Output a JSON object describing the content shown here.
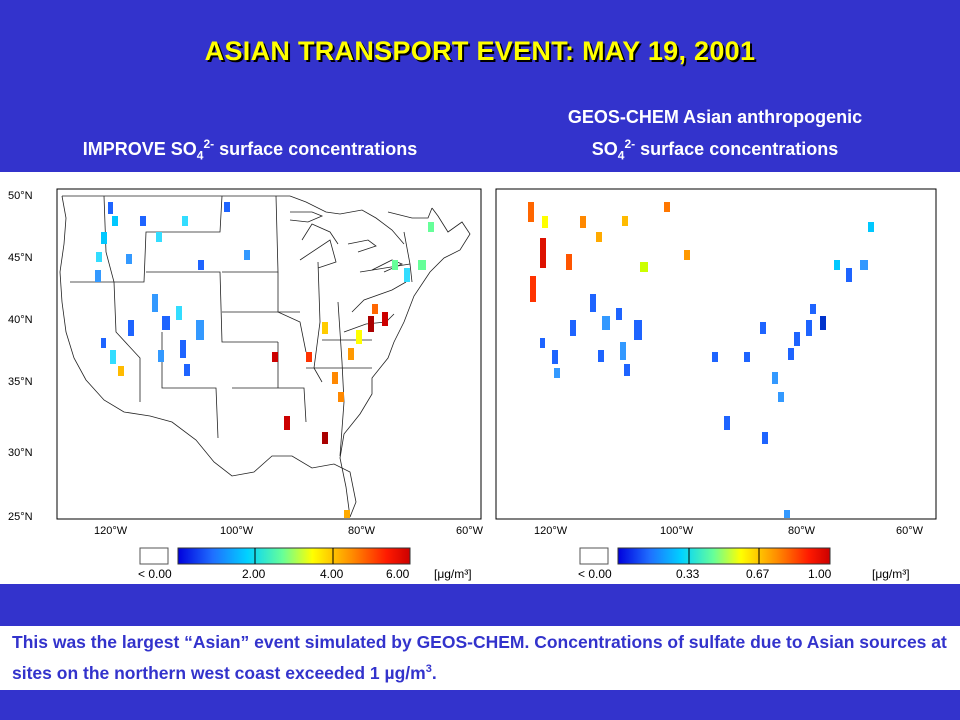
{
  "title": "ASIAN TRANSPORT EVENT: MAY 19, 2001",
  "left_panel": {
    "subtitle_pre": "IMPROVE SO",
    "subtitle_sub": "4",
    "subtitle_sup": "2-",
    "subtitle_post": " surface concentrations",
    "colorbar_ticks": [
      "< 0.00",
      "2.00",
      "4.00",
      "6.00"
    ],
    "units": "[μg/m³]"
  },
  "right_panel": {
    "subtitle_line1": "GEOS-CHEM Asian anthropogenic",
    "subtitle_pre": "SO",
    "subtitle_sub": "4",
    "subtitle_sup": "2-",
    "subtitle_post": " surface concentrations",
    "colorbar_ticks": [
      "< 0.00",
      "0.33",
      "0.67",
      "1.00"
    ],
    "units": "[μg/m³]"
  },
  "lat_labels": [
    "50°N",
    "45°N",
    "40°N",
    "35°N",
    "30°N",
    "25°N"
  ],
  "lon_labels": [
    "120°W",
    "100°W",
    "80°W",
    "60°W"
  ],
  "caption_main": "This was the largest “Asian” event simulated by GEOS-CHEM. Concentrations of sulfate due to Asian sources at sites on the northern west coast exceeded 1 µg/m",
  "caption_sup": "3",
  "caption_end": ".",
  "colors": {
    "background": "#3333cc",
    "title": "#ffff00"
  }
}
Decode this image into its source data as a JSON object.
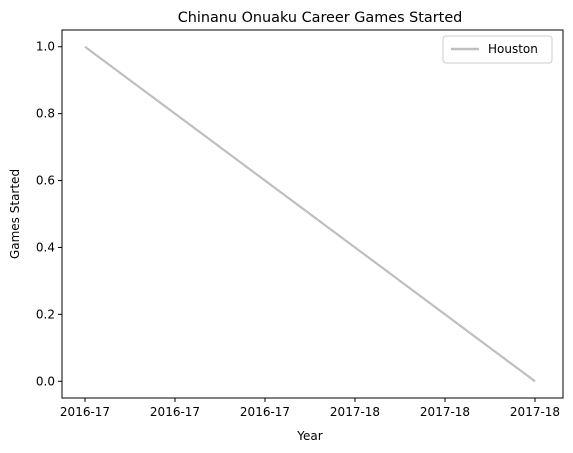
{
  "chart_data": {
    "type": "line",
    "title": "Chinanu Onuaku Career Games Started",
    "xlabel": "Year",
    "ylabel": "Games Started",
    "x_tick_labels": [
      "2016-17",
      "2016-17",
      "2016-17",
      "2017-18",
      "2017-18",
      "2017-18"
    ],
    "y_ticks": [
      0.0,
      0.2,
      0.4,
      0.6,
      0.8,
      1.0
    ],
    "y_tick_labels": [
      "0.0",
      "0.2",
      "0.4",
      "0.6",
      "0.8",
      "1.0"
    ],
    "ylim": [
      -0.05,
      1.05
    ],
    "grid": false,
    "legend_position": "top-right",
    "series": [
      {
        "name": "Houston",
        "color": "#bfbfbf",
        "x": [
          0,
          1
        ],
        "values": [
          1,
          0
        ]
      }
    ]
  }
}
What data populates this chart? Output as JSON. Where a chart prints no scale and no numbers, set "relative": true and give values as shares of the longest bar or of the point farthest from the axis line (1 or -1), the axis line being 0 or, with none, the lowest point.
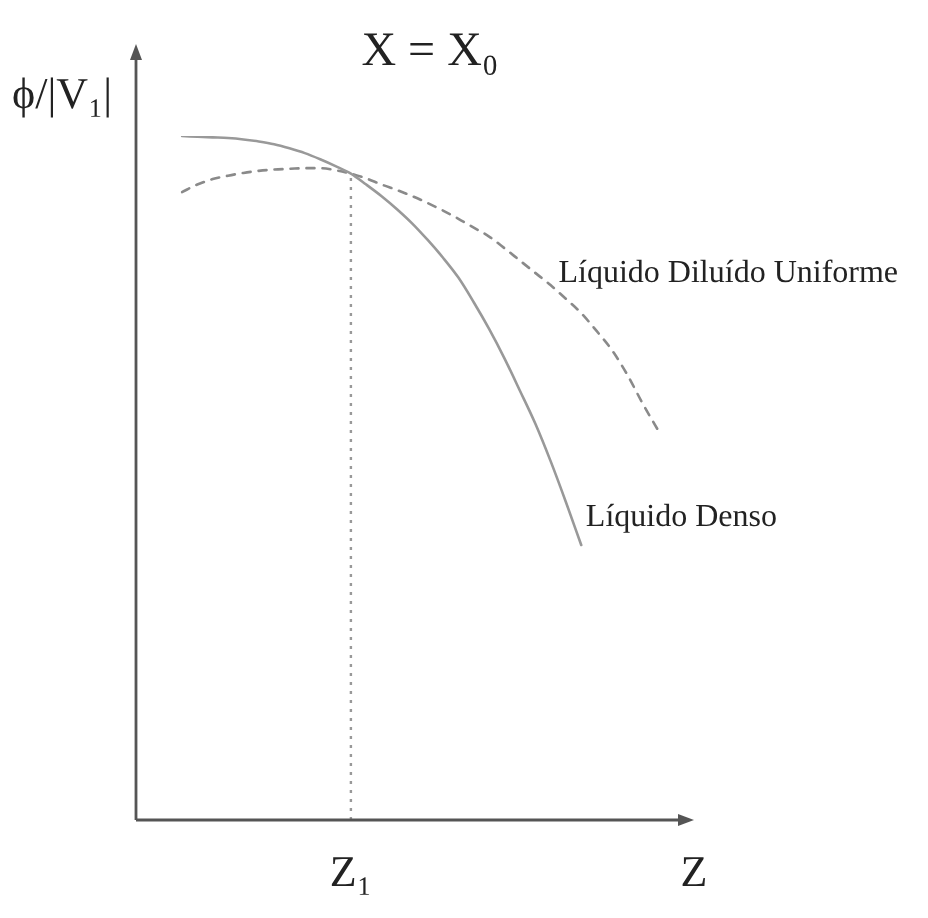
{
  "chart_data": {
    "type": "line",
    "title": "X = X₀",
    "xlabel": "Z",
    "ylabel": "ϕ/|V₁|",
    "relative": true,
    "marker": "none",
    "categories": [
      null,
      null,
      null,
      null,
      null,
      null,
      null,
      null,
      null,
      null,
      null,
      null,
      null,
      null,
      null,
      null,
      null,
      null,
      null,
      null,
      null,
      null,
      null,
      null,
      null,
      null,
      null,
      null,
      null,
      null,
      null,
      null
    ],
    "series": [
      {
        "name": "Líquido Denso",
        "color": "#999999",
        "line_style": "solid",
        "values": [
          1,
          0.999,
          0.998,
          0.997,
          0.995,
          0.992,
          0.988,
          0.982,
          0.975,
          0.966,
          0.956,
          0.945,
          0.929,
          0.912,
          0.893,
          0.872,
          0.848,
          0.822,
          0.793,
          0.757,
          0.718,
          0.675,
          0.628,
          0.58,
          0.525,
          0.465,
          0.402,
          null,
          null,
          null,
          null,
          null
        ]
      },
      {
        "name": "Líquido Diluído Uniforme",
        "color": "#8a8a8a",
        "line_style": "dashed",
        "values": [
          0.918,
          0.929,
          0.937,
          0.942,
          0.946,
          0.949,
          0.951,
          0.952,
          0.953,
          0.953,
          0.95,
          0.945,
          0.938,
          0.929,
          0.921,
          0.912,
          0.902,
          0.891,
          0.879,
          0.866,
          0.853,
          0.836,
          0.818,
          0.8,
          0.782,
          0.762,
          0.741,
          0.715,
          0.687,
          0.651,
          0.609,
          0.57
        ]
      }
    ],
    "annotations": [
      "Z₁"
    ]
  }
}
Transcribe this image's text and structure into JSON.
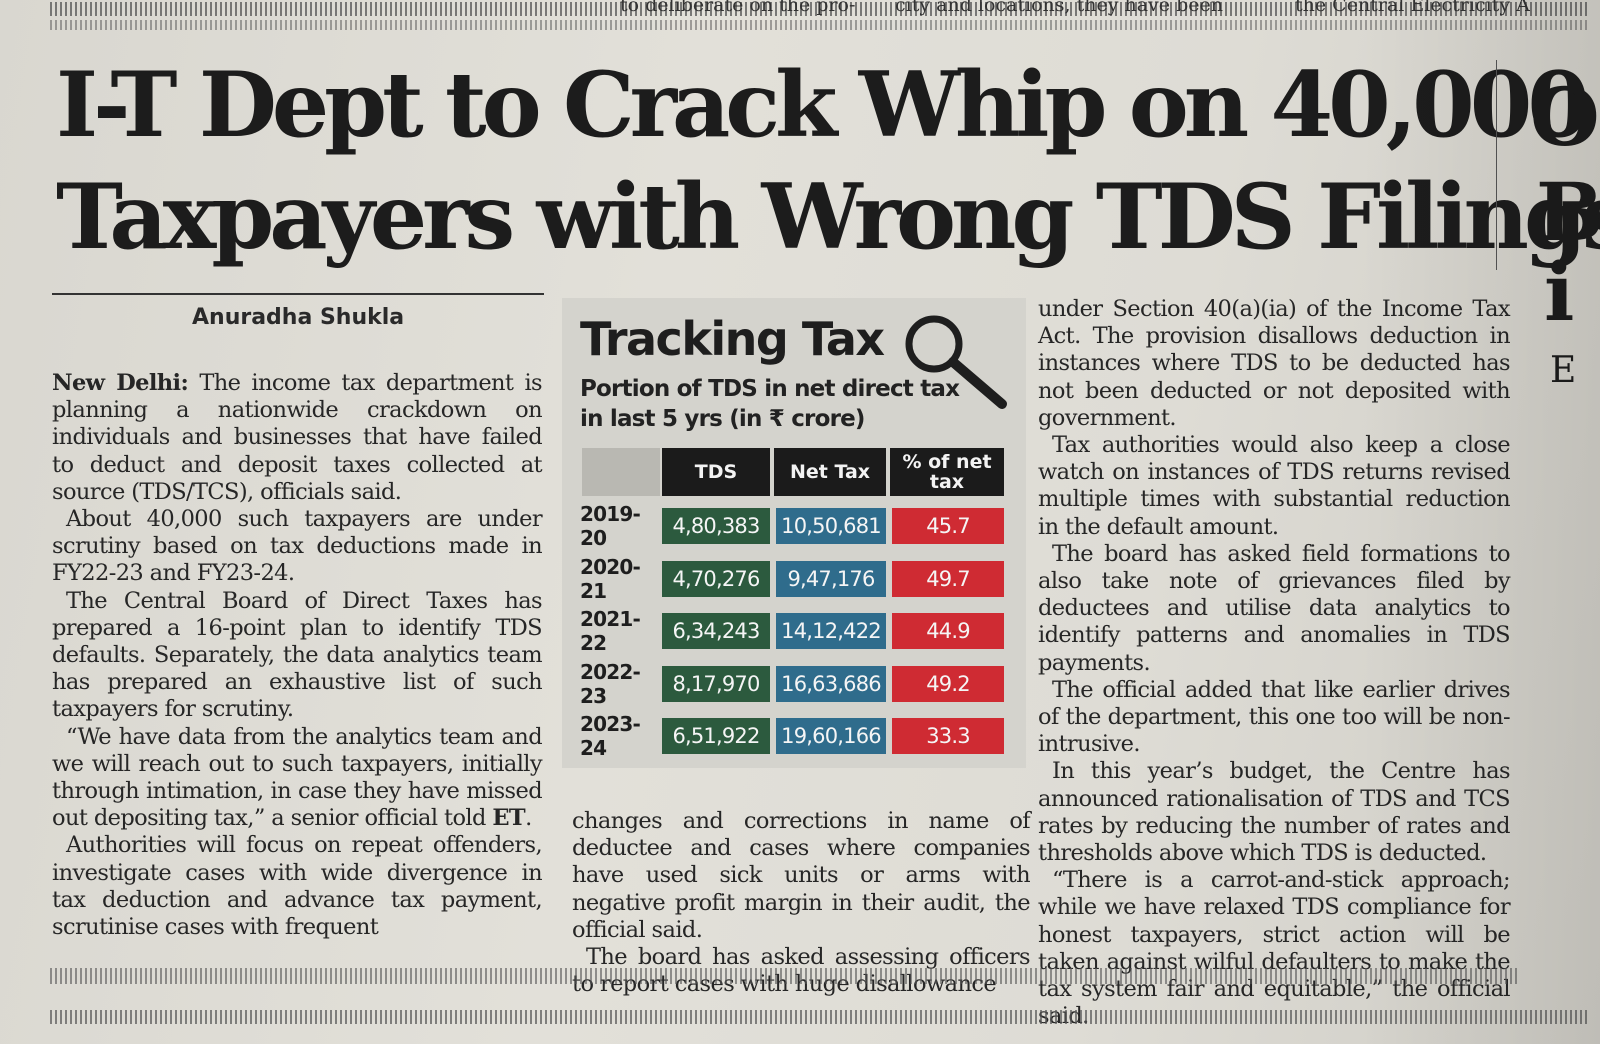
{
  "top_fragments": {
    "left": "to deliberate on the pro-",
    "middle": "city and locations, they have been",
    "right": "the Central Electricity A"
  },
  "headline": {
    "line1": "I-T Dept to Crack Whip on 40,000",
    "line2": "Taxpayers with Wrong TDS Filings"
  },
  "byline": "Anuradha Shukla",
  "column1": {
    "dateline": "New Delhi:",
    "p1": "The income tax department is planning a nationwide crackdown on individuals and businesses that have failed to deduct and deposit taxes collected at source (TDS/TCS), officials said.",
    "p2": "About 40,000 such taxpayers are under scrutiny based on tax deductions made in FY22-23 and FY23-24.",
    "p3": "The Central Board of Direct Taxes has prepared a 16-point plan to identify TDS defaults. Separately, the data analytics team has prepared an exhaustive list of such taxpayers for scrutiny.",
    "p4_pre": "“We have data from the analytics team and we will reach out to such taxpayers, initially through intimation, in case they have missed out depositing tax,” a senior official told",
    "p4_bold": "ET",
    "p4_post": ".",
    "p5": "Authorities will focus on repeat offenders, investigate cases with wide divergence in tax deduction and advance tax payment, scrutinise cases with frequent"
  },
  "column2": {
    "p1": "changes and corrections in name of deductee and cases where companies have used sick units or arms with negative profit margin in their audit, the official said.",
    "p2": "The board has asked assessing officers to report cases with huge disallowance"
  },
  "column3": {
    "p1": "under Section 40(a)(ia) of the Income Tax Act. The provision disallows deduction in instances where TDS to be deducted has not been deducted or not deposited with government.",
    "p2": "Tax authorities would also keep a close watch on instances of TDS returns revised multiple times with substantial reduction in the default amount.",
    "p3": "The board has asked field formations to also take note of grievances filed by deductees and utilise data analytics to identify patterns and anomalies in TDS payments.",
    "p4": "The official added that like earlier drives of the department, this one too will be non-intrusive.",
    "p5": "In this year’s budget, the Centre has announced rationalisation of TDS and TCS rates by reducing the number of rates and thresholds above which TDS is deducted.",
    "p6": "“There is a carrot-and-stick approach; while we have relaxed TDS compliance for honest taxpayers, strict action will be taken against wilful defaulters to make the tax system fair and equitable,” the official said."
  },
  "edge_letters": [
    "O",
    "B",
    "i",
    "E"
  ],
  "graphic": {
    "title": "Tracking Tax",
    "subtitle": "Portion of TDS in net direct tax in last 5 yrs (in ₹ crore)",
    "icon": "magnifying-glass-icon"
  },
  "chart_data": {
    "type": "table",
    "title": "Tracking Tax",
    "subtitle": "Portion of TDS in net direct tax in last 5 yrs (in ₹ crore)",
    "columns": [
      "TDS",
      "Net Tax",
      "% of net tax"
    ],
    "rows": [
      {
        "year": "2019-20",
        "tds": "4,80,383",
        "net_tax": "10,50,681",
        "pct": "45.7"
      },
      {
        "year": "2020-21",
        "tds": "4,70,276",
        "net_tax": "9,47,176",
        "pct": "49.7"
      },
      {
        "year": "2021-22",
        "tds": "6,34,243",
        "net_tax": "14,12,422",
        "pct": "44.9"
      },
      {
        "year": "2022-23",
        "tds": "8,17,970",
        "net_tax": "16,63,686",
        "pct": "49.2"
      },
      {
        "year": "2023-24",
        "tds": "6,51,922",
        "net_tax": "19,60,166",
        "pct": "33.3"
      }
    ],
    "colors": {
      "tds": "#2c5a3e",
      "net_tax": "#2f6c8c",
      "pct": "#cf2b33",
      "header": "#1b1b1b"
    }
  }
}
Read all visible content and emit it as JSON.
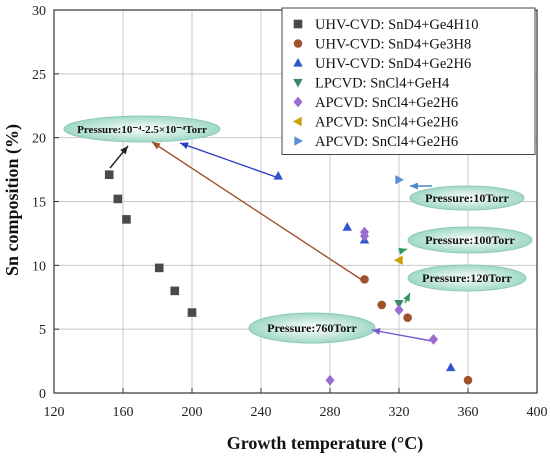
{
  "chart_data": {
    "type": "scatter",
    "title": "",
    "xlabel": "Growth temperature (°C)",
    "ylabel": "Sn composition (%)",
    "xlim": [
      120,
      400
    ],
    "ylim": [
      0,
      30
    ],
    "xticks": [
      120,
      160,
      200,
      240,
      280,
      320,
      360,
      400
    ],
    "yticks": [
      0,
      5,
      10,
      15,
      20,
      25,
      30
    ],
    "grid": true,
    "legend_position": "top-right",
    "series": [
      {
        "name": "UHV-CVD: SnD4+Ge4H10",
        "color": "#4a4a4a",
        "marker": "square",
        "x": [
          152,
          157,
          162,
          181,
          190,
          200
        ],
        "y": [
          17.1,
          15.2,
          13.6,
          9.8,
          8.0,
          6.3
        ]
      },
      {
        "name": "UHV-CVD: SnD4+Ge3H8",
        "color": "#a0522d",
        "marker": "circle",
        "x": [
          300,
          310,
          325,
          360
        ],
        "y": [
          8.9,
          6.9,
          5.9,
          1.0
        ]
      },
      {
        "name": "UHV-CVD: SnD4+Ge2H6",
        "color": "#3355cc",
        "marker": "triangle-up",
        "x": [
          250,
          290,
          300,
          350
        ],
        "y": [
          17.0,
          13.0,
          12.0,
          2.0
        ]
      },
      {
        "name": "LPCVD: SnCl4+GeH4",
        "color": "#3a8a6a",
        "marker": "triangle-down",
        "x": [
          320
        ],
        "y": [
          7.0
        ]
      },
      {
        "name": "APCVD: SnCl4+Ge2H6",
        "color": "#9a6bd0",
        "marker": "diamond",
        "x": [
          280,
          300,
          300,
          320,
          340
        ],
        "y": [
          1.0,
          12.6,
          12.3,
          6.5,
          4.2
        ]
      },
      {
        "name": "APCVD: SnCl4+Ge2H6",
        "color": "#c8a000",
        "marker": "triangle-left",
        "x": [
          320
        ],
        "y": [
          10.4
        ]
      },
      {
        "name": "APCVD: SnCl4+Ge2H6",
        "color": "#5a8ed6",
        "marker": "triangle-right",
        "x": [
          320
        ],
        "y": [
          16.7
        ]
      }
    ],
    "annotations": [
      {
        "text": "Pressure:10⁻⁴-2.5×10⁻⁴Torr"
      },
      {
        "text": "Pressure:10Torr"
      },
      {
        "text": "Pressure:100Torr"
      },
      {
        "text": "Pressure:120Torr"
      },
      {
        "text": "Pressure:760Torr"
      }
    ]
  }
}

※ ※ ※

### What the task requires:
From the listing, copy each line containing the word "identify".

### Solution for this exercise:
    "p3": "The Central Board of Direct Taxes has prepared a 16-point plan to identify TDS defaults. Separately, the data analytics team has prepared an exhaustive list of such taxpayers for scrutiny.",
    "p3": "The board has asked field formations to also take note of grievances filed by deductees and utilise data analytics to identify patterns and anomalies in TDS payments.",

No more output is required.